→ **Brief**
Transcribe the listing word for word.

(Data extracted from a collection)
----------------------------------------

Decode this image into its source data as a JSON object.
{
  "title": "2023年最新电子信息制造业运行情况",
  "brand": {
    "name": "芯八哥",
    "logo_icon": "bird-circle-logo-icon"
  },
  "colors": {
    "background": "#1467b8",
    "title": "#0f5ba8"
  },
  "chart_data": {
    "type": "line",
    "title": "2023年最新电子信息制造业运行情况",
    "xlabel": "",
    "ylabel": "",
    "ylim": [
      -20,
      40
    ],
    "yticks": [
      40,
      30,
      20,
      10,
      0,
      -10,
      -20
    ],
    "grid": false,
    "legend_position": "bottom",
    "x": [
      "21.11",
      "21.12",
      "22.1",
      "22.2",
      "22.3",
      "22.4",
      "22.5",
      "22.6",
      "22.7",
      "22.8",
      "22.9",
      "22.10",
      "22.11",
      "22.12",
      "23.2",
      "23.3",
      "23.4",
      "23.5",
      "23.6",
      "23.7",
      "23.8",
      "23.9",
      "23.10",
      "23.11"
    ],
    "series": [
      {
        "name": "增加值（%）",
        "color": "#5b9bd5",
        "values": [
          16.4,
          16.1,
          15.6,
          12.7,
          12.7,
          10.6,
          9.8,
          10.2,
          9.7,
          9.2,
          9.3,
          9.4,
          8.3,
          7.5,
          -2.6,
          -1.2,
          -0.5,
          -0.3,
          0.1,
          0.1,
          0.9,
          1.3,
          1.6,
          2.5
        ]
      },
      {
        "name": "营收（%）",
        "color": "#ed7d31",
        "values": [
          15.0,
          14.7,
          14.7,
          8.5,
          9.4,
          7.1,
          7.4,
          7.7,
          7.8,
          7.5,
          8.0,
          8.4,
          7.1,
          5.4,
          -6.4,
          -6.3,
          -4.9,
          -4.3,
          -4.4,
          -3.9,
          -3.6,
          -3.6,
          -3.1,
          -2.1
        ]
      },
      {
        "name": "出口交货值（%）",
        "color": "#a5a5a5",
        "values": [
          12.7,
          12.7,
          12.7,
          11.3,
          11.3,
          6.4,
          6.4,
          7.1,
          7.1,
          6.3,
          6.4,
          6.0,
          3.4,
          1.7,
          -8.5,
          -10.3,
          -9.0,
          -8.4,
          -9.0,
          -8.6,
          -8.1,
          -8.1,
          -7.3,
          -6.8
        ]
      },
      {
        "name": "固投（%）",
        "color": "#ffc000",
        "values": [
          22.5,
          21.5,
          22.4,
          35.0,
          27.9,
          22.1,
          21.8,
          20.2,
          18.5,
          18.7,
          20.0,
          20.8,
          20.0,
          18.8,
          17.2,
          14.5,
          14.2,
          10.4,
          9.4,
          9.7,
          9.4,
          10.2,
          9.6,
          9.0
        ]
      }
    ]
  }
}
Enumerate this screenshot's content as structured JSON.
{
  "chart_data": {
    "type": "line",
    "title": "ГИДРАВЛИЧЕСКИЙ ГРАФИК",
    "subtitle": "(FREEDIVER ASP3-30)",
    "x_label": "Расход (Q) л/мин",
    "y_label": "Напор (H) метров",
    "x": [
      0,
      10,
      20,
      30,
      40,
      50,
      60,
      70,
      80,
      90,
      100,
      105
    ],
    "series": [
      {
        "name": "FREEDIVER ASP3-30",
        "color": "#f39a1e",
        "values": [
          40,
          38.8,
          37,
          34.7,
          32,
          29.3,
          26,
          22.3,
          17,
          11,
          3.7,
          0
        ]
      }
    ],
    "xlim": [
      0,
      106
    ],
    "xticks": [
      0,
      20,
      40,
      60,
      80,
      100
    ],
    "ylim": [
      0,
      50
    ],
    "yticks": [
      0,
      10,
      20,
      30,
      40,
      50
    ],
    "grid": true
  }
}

----------------------------------------

→ **Response for this exercise**
Decode this image into its source data as a JSON object.
{
  "title": "2023年最新电子信息制造业运行情况",
  "brand": {
    "name": "芯八哥",
    "logo_icon": "bird-circle-logo-icon"
  },
  "colors": {
    "background": "#1467b8",
    "title": "#0f5ba8"
  },
  "chart_data": {
    "type": "line",
    "title": "2023年最新电子信息制造业运行情况",
    "xlabel": "",
    "ylabel": "",
    "ylim": [
      -20,
      40
    ],
    "yticks": [
      40,
      30,
      20,
      10,
      0,
      -10,
      -20
    ],
    "grid": false,
    "legend_position": "bottom",
    "x": [
      "21.11",
      "21.12",
      "22.1",
      "22.2",
      "22.3",
      "22.4",
      "22.5",
      "22.6",
      "22.7",
      "22.8",
      "22.9",
      "22.10",
      "22.11",
      "22.12",
      "23.2",
      "23.3",
      "23.4",
      "23.5",
      "23.6",
      "23.7",
      "23.8",
      "23.9",
      "23.10",
      "23.11"
    ],
    "series": [
      {
        "name": "增加值（%）",
        "color": "#5b9bd5",
        "values": [
          16.4,
          16.1,
          15.6,
          12.7,
          12.7,
          10.6,
          9.8,
          10.2,
          9.7,
          9.2,
          9.3,
          9.4,
          8.3,
          7.5,
          -2.6,
          -1.2,
          -0.5,
          -0.3,
          0.1,
          0.1,
          0.9,
          1.3,
          1.6,
          2.5
        ]
      },
      {
        "name": "营收（%）",
        "color": "#ed7d31",
        "values": [
          15.0,
          14.7,
          14.7,
          8.5,
          9.4,
          7.1,
          7.4,
          7.7,
          7.8,
          7.5,
          8.0,
          8.4,
          7.1,
          5.4,
          -6.4,
          -6.3,
          -4.9,
          -4.3,
          -4.4,
          -3.9,
          -3.6,
          -3.6,
          -3.1,
          -2.1
        ]
      },
      {
        "name": "出口交货值（%）",
        "color": "#a5a5a5",
        "values": [
          12.7,
          12.7,
          12.7,
          11.3,
          11.3,
          6.4,
          6.4,
          7.1,
          7.1,
          6.3,
          6.4,
          6.0,
          3.4,
          1.7,
          -8.5,
          -10.3,
          -9.0,
          -8.4,
          -9.0,
          -8.6,
          -8.1,
          -8.1,
          -7.3,
          -6.8
        ]
      },
      {
        "name": "固投（%）",
        "color": "#ffc000",
        "values": [
          22.5,
          21.5,
          22.4,
          35.0,
          27.9,
          22.1,
          21.8,
          20.2,
          18.5,
          18.7,
          20.0,
          20.8,
          20.0,
          18.8,
          17.2,
          14.5,
          14.2,
          10.4,
          9.4,
          9.7,
          9.4,
          10.2,
          9.6,
          9.0
        ]
      }
    ]
  }
}
Enumerate this screenshot's content as structured JSON.
{
  "chart_data": {
    "type": "line",
    "title": "ГИДРАВЛИЧЕСКИЙ ГРАФИК",
    "subtitle": "(FREEDIVER ASP3-30)",
    "x_label": "Расход (Q) л/мин",
    "y_label": "Напор (H) метров",
    "x": [
      0,
      10,
      20,
      30,
      40,
      50,
      60,
      70,
      80,
      90,
      100,
      105
    ],
    "series": [
      {
        "name": "FREEDIVER ASP3-30",
        "color": "#f39a1e",
        "values": [
          40,
          38.8,
          37,
          34.7,
          32,
          29.3,
          26,
          22.3,
          17,
          11,
          3.7,
          0
        ]
      }
    ],
    "xlim": [
      0,
      106
    ],
    "xticks": [
      0,
      20,
      40,
      60,
      80,
      100
    ],
    "ylim": [
      0,
      50
    ],
    "yticks": [
      0,
      10,
      20,
      30,
      40,
      50
    ],
    "grid": true
  }
}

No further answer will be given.